* **Given entries**:
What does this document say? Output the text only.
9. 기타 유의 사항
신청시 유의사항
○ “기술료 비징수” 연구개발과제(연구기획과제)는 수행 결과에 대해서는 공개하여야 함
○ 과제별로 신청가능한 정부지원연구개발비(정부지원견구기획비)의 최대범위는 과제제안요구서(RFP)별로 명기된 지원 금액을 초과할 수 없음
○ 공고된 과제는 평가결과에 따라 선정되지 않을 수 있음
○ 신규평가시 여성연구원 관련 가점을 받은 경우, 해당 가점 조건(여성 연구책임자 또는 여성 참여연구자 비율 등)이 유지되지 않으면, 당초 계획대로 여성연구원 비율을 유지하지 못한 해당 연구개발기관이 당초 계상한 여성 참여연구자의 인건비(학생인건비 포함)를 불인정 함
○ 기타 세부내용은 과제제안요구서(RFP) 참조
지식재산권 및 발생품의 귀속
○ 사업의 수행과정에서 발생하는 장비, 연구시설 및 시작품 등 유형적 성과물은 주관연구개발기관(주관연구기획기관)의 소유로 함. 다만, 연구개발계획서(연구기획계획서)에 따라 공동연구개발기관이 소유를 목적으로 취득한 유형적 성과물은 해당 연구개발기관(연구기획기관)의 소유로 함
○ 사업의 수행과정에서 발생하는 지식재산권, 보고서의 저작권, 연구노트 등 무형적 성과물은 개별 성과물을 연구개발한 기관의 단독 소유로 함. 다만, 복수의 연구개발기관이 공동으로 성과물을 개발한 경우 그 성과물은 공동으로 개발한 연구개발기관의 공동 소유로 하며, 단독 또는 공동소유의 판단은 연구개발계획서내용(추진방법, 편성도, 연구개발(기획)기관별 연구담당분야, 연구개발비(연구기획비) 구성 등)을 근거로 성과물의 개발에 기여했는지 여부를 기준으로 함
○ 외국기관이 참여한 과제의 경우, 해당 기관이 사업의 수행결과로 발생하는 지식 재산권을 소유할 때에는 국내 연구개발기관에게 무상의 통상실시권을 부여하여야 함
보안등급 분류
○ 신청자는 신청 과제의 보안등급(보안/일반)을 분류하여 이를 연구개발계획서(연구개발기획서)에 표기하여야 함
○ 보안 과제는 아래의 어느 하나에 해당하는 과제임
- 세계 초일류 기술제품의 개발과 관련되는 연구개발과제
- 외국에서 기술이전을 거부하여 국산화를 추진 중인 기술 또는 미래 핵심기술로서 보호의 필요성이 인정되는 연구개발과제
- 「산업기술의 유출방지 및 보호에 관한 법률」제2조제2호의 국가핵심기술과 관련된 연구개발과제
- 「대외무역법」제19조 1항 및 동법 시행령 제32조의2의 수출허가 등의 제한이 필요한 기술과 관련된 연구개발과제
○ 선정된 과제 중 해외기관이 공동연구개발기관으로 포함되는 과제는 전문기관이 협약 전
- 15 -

* **The problem**:
Write the data back out verbatim.

* **Exercise solution**:
What does this document say? Output the text only.
9. 기타 유의 사항
신청시 유의사항
○ “기술료 비징수” 연구개발과제(연구기획과제)는 수행 결과에 대해서는 공개하여야 함
○ 과제별로 신청가능한 정부지원연구개발비(정부지원견구기획비)의 최대범위는 과제제안요구서(RFP)별로 명기된 지원 금액을 초과할 수 없음
○ 공고된 과제는 평가결과에 따라 선정되지 않을 수 있음
○ 신규평가시 여성연구원 관련 가점을 받은 경우, 해당 가점 조건(여성 연구책임자 또는 여성 참여연구자 비율 등)이 유지되지 않으면, 당초 계획대로 여성연구원 비율을 유지하지 못한 해당 연구개발기관이 당초 계상한 여성 참여연구자의 인건비(학생인건비 포함)를 불인정 함
○ 기타 세부내용은 과제제안요구서(RFP) 참조
지식재산권 및 발생품의 귀속
○ 사업의 수행과정에서 발생하는 장비, 연구시설 및 시작품 등 유형적 성과물은 주관연구개발기관(주관연구기획기관)의 소유로 함. 다만, 연구개발계획서(연구기획계획서)에 따라 공동연구개발기관이 소유를 목적으로 취득한 유형적 성과물은 해당 연구개발기관(연구기획기관)의 소유로 함
○ 사업의 수행과정에서 발생하는 지식재산권, 보고서의 저작권, 연구노트 등 무형적 성과물은 개별 성과물을 연구개발한 기관의 단독 소유로 함. 다만, 복수의 연구개발기관이 공동으로 성과물을 개발한 경우 그 성과물은 공동으로 개발한 연구개발기관의 공동 소유로 하며, 단독 또는 공동소유의 판단은 연구개발계획서내용(추진방법, 편성도, 연구개발(기획)기관별 연구담당분야, 연구개발비(연구기획비) 구성 등)을 근거로 성과물의 개발에 기여했는지 여부를 기준으로 함
○ 외국기관이 참여한 과제의 경우, 해당 기관이 사업의 수행결과로 발생하는 지식 재산권을 소유할 때에는 국내 연구개발기관에게 무상의 통상실시권을 부여하여야 함
보안등급 분류
○ 신청자는 신청 과제의 보안등급(보안/일반)을 분류하여 이를 연구개발계획서(연구개발기획서)에 표기하여야 함
○ 보안 과제는 아래의 어느 하나에 해당하는 과제임
- 세계 초일류 기술제품의 개발과 관련되는 연구개발과제
- 외국에서 기술이전을 거부하여 국산화를 추진 중인 기술 또는 미래 핵심기술로서 보호의 필요성이 인정되는 연구개발과제
- 「산업기술의 유출방지 및 보호에 관한 법률」제2조제2호의 국가핵심기술과 관련된 연구개발과제
- 「대외무역법」제19조 1항 및 동법 시행령 제32조의2의 수출허가 등의 제한이 필요한 기술과 관련된 연구개발과제
○ 선정된 과제 중 해외기관이 공동연구개발기관으로 포함되는 과제는 전문기관이 협약 전
- 15 -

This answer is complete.